THE REQUEST:
Pull every line containing "você" out of the material below.

THE RECORDS:
·····
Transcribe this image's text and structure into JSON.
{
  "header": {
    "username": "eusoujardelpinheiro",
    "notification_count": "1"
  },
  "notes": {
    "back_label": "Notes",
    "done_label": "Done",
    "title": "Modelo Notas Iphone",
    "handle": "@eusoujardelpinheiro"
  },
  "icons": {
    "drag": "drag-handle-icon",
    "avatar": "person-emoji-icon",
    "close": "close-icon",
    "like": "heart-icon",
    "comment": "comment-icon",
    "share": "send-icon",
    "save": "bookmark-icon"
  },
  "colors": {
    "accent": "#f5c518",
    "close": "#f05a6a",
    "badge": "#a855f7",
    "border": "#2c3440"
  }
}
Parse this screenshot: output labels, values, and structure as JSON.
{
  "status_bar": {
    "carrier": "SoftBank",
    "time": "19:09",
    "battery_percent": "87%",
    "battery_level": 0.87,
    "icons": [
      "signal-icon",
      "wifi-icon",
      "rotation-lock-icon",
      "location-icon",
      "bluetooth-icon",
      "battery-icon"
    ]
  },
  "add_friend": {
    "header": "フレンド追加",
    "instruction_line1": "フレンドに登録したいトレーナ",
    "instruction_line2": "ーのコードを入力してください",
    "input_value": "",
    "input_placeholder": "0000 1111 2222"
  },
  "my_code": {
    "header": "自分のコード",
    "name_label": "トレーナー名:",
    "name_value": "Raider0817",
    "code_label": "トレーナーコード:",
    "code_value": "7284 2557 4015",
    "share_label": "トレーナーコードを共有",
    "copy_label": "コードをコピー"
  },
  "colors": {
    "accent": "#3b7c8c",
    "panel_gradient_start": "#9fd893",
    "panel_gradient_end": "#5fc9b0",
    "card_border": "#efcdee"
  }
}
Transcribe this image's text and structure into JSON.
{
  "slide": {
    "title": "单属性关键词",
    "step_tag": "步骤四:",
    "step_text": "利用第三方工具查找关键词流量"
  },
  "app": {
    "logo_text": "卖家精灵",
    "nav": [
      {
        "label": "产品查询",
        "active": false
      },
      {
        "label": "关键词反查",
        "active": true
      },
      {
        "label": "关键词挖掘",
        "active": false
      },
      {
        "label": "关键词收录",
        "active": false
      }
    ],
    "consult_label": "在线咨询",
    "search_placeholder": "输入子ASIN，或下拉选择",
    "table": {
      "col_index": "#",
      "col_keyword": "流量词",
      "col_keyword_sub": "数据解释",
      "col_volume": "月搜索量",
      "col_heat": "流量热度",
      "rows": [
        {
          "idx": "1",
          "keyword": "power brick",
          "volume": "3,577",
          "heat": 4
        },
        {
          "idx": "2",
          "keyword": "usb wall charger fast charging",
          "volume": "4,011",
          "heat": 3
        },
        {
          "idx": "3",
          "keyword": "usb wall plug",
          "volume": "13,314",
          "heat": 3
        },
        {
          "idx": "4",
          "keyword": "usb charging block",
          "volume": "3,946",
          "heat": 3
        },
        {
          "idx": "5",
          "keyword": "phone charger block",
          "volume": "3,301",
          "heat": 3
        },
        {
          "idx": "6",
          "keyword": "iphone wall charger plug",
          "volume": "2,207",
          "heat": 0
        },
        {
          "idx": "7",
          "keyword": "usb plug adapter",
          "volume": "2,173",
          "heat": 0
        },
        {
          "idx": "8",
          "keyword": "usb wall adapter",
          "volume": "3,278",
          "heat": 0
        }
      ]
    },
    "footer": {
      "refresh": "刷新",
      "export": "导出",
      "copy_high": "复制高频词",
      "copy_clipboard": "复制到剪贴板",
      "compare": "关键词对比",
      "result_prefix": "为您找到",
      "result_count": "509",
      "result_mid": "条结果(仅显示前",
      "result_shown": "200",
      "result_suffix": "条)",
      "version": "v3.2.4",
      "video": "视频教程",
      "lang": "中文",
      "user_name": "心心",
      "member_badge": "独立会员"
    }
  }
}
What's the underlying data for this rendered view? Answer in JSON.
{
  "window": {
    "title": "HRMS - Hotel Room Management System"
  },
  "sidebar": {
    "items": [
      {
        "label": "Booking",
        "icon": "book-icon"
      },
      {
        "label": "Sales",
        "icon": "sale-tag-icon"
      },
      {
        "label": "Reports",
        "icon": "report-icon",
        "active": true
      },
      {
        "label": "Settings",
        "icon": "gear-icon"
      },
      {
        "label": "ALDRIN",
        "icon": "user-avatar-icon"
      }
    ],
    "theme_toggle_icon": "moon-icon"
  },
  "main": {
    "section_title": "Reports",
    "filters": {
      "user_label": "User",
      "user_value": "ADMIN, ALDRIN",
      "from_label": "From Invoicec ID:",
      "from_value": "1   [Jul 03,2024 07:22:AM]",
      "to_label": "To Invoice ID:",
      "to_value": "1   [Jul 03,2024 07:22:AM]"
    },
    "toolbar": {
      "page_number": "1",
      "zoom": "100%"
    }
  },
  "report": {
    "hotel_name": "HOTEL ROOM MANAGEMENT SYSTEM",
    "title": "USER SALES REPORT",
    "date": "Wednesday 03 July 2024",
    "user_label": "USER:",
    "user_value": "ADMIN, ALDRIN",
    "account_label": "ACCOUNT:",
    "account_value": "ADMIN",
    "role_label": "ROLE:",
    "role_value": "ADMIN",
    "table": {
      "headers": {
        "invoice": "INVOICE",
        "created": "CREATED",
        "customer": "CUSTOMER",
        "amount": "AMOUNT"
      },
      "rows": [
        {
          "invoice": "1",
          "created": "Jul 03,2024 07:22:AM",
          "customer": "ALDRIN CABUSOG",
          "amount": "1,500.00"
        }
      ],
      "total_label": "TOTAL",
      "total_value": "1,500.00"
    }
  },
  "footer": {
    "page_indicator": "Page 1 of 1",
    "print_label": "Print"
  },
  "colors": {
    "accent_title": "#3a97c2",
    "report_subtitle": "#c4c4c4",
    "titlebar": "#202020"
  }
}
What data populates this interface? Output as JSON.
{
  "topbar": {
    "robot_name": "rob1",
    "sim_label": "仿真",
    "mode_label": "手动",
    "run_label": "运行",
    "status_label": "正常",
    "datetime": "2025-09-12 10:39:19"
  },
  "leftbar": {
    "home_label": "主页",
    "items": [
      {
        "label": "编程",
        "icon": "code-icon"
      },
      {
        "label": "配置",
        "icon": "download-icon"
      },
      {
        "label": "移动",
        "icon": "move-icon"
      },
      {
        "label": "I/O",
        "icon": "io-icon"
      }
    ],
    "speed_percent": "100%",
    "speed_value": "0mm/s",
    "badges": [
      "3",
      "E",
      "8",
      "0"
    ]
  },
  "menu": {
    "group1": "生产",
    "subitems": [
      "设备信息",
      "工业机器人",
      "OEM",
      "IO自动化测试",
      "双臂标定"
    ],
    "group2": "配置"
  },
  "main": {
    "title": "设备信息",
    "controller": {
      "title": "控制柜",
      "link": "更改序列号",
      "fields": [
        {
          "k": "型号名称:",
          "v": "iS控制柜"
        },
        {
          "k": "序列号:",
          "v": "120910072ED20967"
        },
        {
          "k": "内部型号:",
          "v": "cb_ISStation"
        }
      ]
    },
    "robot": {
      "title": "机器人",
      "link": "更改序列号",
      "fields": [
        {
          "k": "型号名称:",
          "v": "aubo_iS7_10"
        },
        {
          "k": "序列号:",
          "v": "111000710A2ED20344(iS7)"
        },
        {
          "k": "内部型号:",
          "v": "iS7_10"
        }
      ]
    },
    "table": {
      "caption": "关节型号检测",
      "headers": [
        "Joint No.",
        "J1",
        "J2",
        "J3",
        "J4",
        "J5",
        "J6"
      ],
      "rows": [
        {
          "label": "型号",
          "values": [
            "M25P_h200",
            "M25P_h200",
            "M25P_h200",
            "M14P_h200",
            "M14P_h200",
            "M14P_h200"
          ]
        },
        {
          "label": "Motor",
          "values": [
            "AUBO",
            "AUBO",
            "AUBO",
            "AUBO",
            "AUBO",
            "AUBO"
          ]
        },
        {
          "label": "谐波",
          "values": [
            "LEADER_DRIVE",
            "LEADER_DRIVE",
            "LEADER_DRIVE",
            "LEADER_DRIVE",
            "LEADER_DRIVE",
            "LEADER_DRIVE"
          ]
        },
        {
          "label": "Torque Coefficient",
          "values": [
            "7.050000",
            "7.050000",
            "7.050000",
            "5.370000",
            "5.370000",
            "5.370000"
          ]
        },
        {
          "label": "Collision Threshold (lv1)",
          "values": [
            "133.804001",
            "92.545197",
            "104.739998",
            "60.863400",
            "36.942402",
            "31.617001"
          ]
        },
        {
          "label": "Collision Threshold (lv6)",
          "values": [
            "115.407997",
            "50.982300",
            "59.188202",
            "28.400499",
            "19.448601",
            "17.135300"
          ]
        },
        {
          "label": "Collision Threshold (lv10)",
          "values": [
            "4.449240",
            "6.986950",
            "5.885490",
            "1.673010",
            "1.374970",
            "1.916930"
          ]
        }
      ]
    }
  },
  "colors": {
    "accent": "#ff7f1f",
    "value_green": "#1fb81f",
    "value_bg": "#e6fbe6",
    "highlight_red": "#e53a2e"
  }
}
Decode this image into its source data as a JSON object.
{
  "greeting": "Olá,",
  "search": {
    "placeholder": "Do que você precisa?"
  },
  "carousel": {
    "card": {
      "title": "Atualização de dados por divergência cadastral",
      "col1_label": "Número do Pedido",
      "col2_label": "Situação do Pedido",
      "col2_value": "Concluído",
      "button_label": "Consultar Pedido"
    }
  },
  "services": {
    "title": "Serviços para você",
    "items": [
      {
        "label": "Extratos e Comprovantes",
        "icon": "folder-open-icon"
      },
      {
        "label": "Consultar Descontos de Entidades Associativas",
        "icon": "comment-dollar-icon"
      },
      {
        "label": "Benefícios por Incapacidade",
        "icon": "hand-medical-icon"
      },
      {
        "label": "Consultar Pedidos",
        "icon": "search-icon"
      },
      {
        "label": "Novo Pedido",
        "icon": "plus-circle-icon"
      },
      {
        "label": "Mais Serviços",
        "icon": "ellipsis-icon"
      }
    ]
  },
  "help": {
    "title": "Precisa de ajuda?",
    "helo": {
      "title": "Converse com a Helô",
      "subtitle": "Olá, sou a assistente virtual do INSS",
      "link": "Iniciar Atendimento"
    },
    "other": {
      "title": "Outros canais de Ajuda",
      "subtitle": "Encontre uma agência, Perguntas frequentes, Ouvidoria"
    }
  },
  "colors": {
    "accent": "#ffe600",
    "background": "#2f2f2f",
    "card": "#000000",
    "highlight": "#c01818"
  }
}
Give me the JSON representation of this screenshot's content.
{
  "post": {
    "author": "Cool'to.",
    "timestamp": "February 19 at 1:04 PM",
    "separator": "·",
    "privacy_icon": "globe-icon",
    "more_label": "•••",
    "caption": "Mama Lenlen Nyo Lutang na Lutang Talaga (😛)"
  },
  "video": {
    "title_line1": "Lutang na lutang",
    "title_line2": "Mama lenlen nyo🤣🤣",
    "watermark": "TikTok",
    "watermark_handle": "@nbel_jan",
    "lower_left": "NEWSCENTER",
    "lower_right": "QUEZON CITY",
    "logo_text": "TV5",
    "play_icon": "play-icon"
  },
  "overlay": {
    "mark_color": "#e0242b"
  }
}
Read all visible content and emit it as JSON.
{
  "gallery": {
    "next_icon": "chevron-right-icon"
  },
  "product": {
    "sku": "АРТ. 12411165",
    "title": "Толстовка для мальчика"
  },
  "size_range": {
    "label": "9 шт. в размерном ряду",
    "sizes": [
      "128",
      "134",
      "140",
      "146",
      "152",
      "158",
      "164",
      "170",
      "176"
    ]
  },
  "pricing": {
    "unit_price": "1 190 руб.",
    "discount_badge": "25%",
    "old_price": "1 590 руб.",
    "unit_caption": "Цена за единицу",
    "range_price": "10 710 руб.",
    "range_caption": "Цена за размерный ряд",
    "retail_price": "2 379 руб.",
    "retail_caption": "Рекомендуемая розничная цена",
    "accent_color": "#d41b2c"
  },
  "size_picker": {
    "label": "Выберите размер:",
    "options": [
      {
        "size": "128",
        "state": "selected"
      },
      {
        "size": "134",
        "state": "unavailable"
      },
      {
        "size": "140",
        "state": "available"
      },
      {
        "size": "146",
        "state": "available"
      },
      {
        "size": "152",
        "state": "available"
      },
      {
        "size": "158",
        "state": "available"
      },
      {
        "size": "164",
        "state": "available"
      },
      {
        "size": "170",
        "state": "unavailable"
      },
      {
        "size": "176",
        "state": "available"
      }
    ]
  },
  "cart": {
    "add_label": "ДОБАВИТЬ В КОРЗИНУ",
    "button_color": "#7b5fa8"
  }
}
·····
SOLUTION TO THE EXERCISE:
    "placeholder": "Do que você precisa?"
    "title": "Serviços para você",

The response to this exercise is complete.